# EXTRACTED RECORDS start

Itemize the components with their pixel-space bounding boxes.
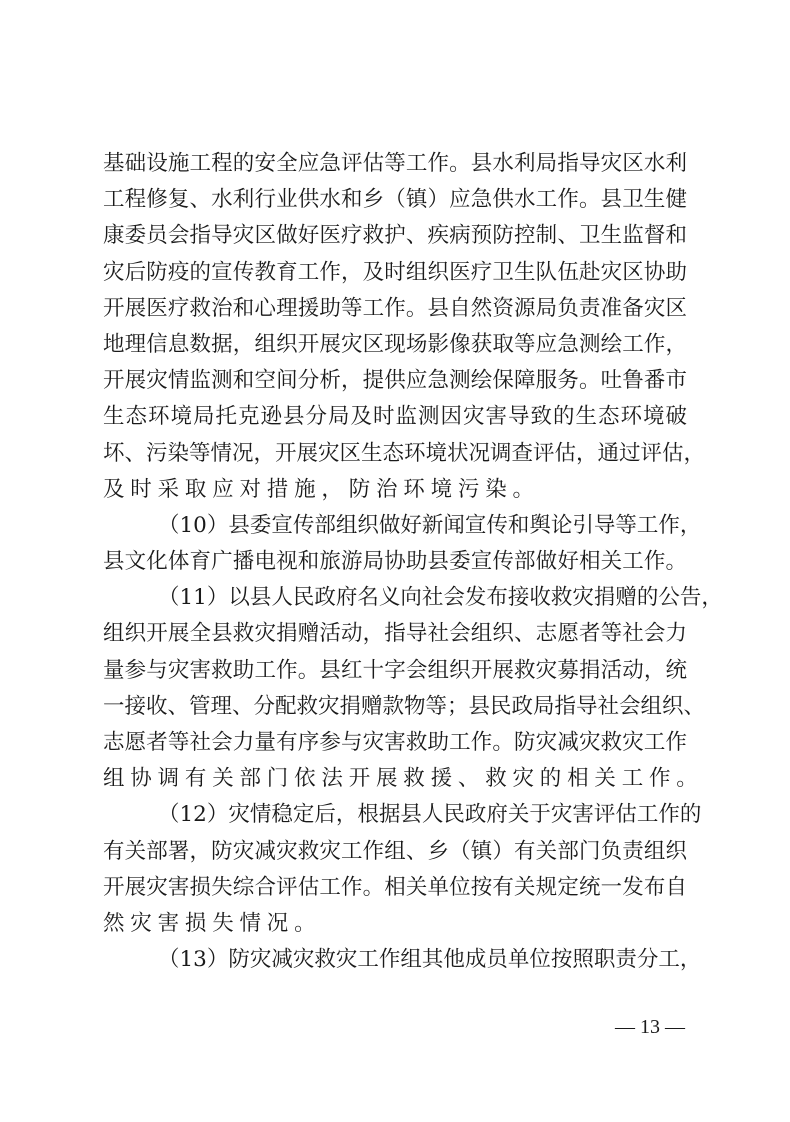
text-line: 组协调有关部门依法开展救援、救灾的相关工作。: [103, 761, 687, 797]
text-line: 组织开展全县救灾捐赠活动，指导社会组织、志愿者等社会力: [103, 616, 687, 652]
text-line: （12）灾情稳定后，根据县人民政府关于灾害评估工作的: [103, 797, 687, 833]
text-line: 坏、污染等情况，开展灾区生态环境状况调查评估，通过评估，: [103, 436, 687, 472]
document-page: 基础设施工程的安全应急评估等工作。县水利局指导灾区水利 工程修复、水利行业供水和…: [0, 0, 790, 1122]
text-line: 开展灾情监测和空间分析，提供应急测绘保障服务。吐鲁番市: [103, 363, 687, 399]
body-text: 基础设施工程的安全应急评估等工作。县水利局指导灾区水利 工程修复、水利行业供水和…: [103, 146, 687, 978]
text-line: 地理信息数据，组织开展灾区现场影像获取等应急测绘工作，: [103, 327, 687, 363]
text-line: 基础设施工程的安全应急评估等工作。县水利局指导灾区水利: [103, 146, 687, 182]
text-line: 生态环境局托克逊县分局及时监测因灾害导致的生态环境破: [103, 399, 687, 435]
page-number: — 13 —: [607, 1014, 685, 1040]
text-line: （13）防灾减灾救灾工作组其他成员单位按照职责分工，: [103, 942, 687, 978]
text-line: （11）以县人民政府名义向社会发布接收救灾捐赠的公告，: [103, 580, 687, 616]
paragraph-item-12: （12）灾情稳定后，根据县人民政府关于灾害评估工作的 有关部署，防灾减灾救灾工作…: [103, 797, 687, 942]
paragraph-item-13: （13）防灾减灾救灾工作组其他成员单位按照职责分工，: [103, 942, 687, 978]
text-line: 工程修复、水利行业供水和乡（镇）应急供水工作。县卫生健: [103, 182, 687, 218]
text-line: 开展灾害损失综合评估工作。相关单位按有关规定统一发布自: [103, 870, 687, 906]
text-line: 县文化体育广播电视和旅游局协助县委宣传部做好相关工作。: [103, 544, 687, 580]
text-line: 开展医疗救治和心理援助等工作。县自然资源局负责准备灾区: [103, 291, 687, 327]
paragraph-item-11: （11）以县人民政府名义向社会发布接收救灾捐赠的公告， 组织开展全县救灾捐赠活动…: [103, 580, 687, 797]
text-line: （10）县委宣传部组织做好新闻宣传和舆论引导等工作，: [103, 508, 687, 544]
text-line: 一接收、管理、分配救灾捐赠款物等；县民政局指导社会组织、: [103, 689, 687, 725]
paragraph-continued: 基础设施工程的安全应急评估等工作。县水利局指导灾区水利 工程修复、水利行业供水和…: [103, 146, 687, 508]
text-line: 及时采取应对措施，防治环境污染。: [103, 472, 687, 508]
text-line: 灾后防疫的宣传教育工作，及时组织医疗卫生队伍赴灾区协助: [103, 255, 687, 291]
text-line: 康委员会指导灾区做好医疗救护、疾病预防控制、卫生监督和: [103, 218, 687, 254]
text-line: 志愿者等社会力量有序参与灾害救助工作。防灾减灾救灾工作: [103, 725, 687, 761]
text-line: 有关部署，防灾减灾救灾工作组、乡（镇）有关部门负责组织: [103, 834, 687, 870]
text-line: 然灾害损失情况。: [103, 906, 687, 942]
text-line: 量参与灾害救助工作。县红十字会组织开展救灾募捐活动，统: [103, 653, 687, 689]
paragraph-item-10: （10）县委宣传部组织做好新闻宣传和舆论引导等工作， 县文化体育广播电视和旅游局…: [103, 508, 687, 580]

# EXTRACTED RECORDS end

WHAT IS REQUIRED:
Please convert every line of the records above into a JSON list of strings, one string per line, with blank lines and pictures left out.

SOLUTION BELOW:
[
  "Itemize the components with their pixel-space bounding boxes.",
  "text-line: 组协调有关部门依法开展救援、救灾的相关工作。: [103, 761, 687, 797]",
  "text-line: 组织开展全县救灾捐赠活动，指导社会组织、志愿者等社会力: [103, 616, 687, 652]",
  "text-line: （12）灾情稳定后，根据县人民政府关于灾害评估工作的: [103, 797, 687, 833]",
  "text-line: 坏、污染等情况，开展灾区生态环境状况调查评估，通过评估，: [103, 436, 687, 472]",
  "document-page: 基础设施工程的安全应急评估等工作。县水利局指导灾区水利 工程修复、水利行业供水和…: [0, 0, 790, 1122]",
  "text-line: 开展灾情监测和空间分析，提供应急测绘保障服务。吐鲁番市: [103, 363, 687, 399]",
  "body-text: 基础设施工程的安全应急评估等工作。县水利局指导灾区水利 工程修复、水利行业供水和…: [103, 146, 687, 978]",
  "text-line: 地理信息数据，组织开展灾区现场影像获取等应急测绘工作，: [103, 327, 687, 363]",
  "text-line: 基础设施工程的安全应急评估等工作。县水利局指导灾区水利: [103, 146, 687, 182]",
  "text-line: 生态环境局托克逊县分局及时监测因灾害导致的生态环境破: [103, 399, 687, 435]",
  "page-number: — 13 —: [607, 1014, 685, 1040]",
  "text-line: （13）防灾减灾救灾工作组其他成员单位按照职责分工，: [103, 942, 687, 978]",
  "text-line: （11）以县人民政府名义向社会发布接收救灾捐赠的公告，: [103, 580, 687, 616]",
  "paragraph-item-12: （12）灾情稳定后，根据县人民政府关于灾害评估工作的 有关部署，防灾减灾救灾工作…: [103, 797, 687, 942]",
  "paragraph-item-13: （13）防灾减灾救灾工作组其他成员单位按照职责分工，: [103, 942, 687, 978]",
  "text-line: 工程修复、水利行业供水和乡（镇）应急供水工作。县卫生健: [103, 182, 687, 218]",
  "text-line: 开展灾害损失综合评估工作。相关单位按有关规定统一发布自: [103, 870, 687, 906]",
  "text-line: 县文化体育广播电视和旅游局协助县委宣传部做好相关工作。: [103, 544, 687, 580]",
  "text-line: 开展医疗救治和心理援助等工作。县自然资源局负责准备灾区: [103, 291, 687, 327]",
  "paragraph-item-11: （11）以县人民政府名义向社会发布接收救灾捐赠的公告， 组织开展全县救灾捐赠活动…: [103, 580, 687, 797]",
  "text-line: （10）县委宣传部组织做好新闻宣传和舆论引导等工作，: [103, 508, 687, 544]",
  "text-line: 一接收、管理、分配救灾捐赠款物等；县民政局指导社会组织、: [103, 689, 687, 725]",
  "paragraph-continued: 基础设施工程的安全应急评估等工作。县水利局指导灾区水利 工程修复、水利行业供水和…: [103, 146, 687, 508]",
  "text-line: 及时采取应对措施，防治环境污染。: [103, 472, 687, 508]",
  "text-line: 灾后防疫的宣传教育工作，及时组织医疗卫生队伍赴灾区协助: [103, 255, 687, 291]",
  "text-line: 康委员会指导灾区做好医疗救护、疾病预防控制、卫生监督和: [103, 218, 687, 254]",
  "text-line: 志愿者等社会力量有序参与灾害救助工作。防灾减灾救灾工作: [103, 725, 687, 761]",
  "text-line: 有关部署，防灾减灾救灾工作组、乡（镇）有关部门负责组织: [103, 834, 687, 870]",
  "text-line: 然灾害损失情况。: [103, 906, 687, 942]",
  "text-line: 量参与灾害救助工作。县红十字会组织开展救灾募捐活动，统: [103, 653, 687, 689]",
  "paragraph-item-10: （10）县委宣传部组织做好新闻宣传和舆论引导等工作， 县文化体育广播电视和旅游局…: [103, 508, 687, 580]"
]